= THE PROBLEM =
Reproduce every record below exactly as it appears.

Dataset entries
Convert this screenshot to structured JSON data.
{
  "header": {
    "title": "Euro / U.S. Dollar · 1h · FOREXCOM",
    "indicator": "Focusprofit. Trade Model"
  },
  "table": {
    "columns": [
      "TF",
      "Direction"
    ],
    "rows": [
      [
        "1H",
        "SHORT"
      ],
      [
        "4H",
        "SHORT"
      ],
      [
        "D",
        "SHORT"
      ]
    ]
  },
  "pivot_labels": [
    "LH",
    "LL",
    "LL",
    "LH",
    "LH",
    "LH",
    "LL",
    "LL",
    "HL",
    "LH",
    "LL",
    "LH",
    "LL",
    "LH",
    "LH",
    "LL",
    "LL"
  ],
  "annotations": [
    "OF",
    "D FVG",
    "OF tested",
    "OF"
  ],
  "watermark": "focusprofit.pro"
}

= EXERCISE RESULT =
Convert this screenshot to structured JSON data.
{
  "header": {
    "title": "Euro / U.S. Dollar · 1h · FOREXCOM",
    "indicator": "Focusprofit. Trade Model"
  },
  "table": {
    "columns": [
      "TF",
      "Direction"
    ],
    "rows": [
      [
        "1H",
        "SHORT"
      ],
      [
        "4H",
        "SHORT"
      ],
      [
        "D",
        "SHORT"
      ]
    ]
  },
  "pivot_labels": [
    "LH",
    "LL",
    "LL",
    "LH",
    "LH",
    "LH",
    "LL",
    "LL",
    "HL",
    "LH",
    "LL",
    "LH",
    "LL",
    "LH",
    "LH",
    "LL",
    "LL"
  ],
  "annotations": [
    "OF",
    "D FVG",
    "OF tested",
    "OF"
  ],
  "watermark": "focusprofit.pro"
}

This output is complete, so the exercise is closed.